=== DIRECTIONS FOR THIS TASK ===
Return the listing below word for word.
________
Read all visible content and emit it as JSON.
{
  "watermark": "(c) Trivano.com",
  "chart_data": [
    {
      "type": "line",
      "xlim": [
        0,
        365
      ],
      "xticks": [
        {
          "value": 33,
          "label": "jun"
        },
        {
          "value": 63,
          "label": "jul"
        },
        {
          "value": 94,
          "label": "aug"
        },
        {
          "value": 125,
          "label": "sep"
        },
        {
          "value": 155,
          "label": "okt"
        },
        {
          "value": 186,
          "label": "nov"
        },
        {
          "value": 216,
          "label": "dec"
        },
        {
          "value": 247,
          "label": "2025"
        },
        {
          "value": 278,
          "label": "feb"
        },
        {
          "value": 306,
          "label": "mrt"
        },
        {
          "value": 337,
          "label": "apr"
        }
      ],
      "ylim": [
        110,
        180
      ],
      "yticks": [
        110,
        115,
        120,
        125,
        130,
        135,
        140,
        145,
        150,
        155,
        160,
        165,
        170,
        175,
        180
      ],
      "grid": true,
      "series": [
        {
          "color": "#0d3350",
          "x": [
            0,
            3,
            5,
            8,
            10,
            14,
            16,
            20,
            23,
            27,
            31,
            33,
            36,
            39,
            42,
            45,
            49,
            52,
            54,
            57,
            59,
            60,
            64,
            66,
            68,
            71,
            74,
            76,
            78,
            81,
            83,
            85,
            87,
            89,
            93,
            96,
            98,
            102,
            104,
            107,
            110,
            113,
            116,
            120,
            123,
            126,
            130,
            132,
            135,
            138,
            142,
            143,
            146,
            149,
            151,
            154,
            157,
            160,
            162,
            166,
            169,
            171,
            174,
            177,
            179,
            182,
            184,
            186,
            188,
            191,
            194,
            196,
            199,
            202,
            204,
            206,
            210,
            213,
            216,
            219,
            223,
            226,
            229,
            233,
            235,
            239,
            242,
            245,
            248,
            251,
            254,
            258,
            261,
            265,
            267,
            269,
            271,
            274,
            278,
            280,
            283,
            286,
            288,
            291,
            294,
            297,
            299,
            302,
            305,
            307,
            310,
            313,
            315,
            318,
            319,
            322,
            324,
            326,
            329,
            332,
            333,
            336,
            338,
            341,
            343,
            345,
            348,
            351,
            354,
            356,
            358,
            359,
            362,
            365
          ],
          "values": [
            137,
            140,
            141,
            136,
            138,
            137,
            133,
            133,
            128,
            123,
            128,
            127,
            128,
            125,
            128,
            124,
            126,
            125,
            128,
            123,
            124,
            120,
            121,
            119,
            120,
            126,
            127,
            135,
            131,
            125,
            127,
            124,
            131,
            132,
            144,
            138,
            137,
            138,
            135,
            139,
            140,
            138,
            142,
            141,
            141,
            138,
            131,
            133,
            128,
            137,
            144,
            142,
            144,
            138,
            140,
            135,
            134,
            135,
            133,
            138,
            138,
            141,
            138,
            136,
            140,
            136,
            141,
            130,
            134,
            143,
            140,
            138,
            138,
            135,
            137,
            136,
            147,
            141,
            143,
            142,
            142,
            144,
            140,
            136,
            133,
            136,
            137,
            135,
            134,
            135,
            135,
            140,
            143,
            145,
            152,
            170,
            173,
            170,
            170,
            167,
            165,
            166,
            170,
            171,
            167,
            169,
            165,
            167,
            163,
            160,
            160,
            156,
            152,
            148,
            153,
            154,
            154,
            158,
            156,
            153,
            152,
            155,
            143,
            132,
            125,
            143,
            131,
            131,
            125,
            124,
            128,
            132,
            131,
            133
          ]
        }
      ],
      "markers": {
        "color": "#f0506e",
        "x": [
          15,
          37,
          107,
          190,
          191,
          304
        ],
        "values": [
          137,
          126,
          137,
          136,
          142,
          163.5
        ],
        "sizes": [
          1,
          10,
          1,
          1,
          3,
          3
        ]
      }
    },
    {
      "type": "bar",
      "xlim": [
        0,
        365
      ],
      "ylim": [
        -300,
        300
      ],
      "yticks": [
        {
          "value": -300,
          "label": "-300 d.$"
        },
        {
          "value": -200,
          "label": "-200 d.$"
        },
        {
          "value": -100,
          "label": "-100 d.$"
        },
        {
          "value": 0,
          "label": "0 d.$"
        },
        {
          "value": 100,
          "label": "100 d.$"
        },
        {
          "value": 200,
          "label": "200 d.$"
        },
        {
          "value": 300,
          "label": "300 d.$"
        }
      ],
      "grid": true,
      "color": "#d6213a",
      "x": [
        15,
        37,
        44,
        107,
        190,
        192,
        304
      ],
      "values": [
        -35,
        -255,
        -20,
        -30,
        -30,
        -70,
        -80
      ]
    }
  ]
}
________
=== SOLUTION ===
Read all visible content and emit it as JSON.
{
  "watermark": "(c) Trivano.com",
  "chart_data": [
    {
      "type": "line",
      "xlim": [
        0,
        365
      ],
      "xticks": [
        {
          "value": 33,
          "label": "jun"
        },
        {
          "value": 63,
          "label": "jul"
        },
        {
          "value": 94,
          "label": "aug"
        },
        {
          "value": 125,
          "label": "sep"
        },
        {
          "value": 155,
          "label": "okt"
        },
        {
          "value": 186,
          "label": "nov"
        },
        {
          "value": 216,
          "label": "dec"
        },
        {
          "value": 247,
          "label": "2025"
        },
        {
          "value": 278,
          "label": "feb"
        },
        {
          "value": 306,
          "label": "mrt"
        },
        {
          "value": 337,
          "label": "apr"
        }
      ],
      "ylim": [
        110,
        180
      ],
      "yticks": [
        110,
        115,
        120,
        125,
        130,
        135,
        140,
        145,
        150,
        155,
        160,
        165,
        170,
        175,
        180
      ],
      "grid": true,
      "series": [
        {
          "color": "#0d3350",
          "x": [
            0,
            3,
            5,
            8,
            10,
            14,
            16,
            20,
            23,
            27,
            31,
            33,
            36,
            39,
            42,
            45,
            49,
            52,
            54,
            57,
            59,
            60,
            64,
            66,
            68,
            71,
            74,
            76,
            78,
            81,
            83,
            85,
            87,
            89,
            93,
            96,
            98,
            102,
            104,
            107,
            110,
            113,
            116,
            120,
            123,
            126,
            130,
            132,
            135,
            138,
            142,
            143,
            146,
            149,
            151,
            154,
            157,
            160,
            162,
            166,
            169,
            171,
            174,
            177,
            179,
            182,
            184,
            186,
            188,
            191,
            194,
            196,
            199,
            202,
            204,
            206,
            210,
            213,
            216,
            219,
            223,
            226,
            229,
            233,
            235,
            239,
            242,
            245,
            248,
            251,
            254,
            258,
            261,
            265,
            267,
            269,
            271,
            274,
            278,
            280,
            283,
            286,
            288,
            291,
            294,
            297,
            299,
            302,
            305,
            307,
            310,
            313,
            315,
            318,
            319,
            322,
            324,
            326,
            329,
            332,
            333,
            336,
            338,
            341,
            343,
            345,
            348,
            351,
            354,
            356,
            358,
            359,
            362,
            365
          ],
          "values": [
            137,
            140,
            141,
            136,
            138,
            137,
            133,
            133,
            128,
            123,
            128,
            127,
            128,
            125,
            128,
            124,
            126,
            125,
            128,
            123,
            124,
            120,
            121,
            119,
            120,
            126,
            127,
            135,
            131,
            125,
            127,
            124,
            131,
            132,
            144,
            138,
            137,
            138,
            135,
            139,
            140,
            138,
            142,
            141,
            141,
            138,
            131,
            133,
            128,
            137,
            144,
            142,
            144,
            138,
            140,
            135,
            134,
            135,
            133,
            138,
            138,
            141,
            138,
            136,
            140,
            136,
            141,
            130,
            134,
            143,
            140,
            138,
            138,
            135,
            137,
            136,
            147,
            141,
            143,
            142,
            142,
            144,
            140,
            136,
            133,
            136,
            137,
            135,
            134,
            135,
            135,
            140,
            143,
            145,
            152,
            170,
            173,
            170,
            170,
            167,
            165,
            166,
            170,
            171,
            167,
            169,
            165,
            167,
            163,
            160,
            160,
            156,
            152,
            148,
            153,
            154,
            154,
            158,
            156,
            153,
            152,
            155,
            143,
            132,
            125,
            143,
            131,
            131,
            125,
            124,
            128,
            132,
            131,
            133
          ]
        }
      ],
      "markers": {
        "color": "#f0506e",
        "x": [
          15,
          37,
          107,
          190,
          191,
          304
        ],
        "values": [
          137,
          126,
          137,
          136,
          142,
          163.5
        ],
        "sizes": [
          1,
          10,
          1,
          1,
          3,
          3
        ]
      }
    },
    {
      "type": "bar",
      "xlim": [
        0,
        365
      ],
      "ylim": [
        -300,
        300
      ],
      "yticks": [
        {
          "value": -300,
          "label": "-300 d.$"
        },
        {
          "value": -200,
          "label": "-200 d.$"
        },
        {
          "value": -100,
          "label": "-100 d.$"
        },
        {
          "value": 0,
          "label": "0 d.$"
        },
        {
          "value": 100,
          "label": "100 d.$"
        },
        {
          "value": 200,
          "label": "200 d.$"
        },
        {
          "value": 300,
          "label": "300 d.$"
        }
      ],
      "grid": true,
      "color": "#d6213a",
      "x": [
        15,
        37,
        44,
        107,
        190,
        192,
        304
      ],
      "values": [
        -35,
        -255,
        -20,
        -30,
        -30,
        -70,
        -80
      ]
    }
  ]
}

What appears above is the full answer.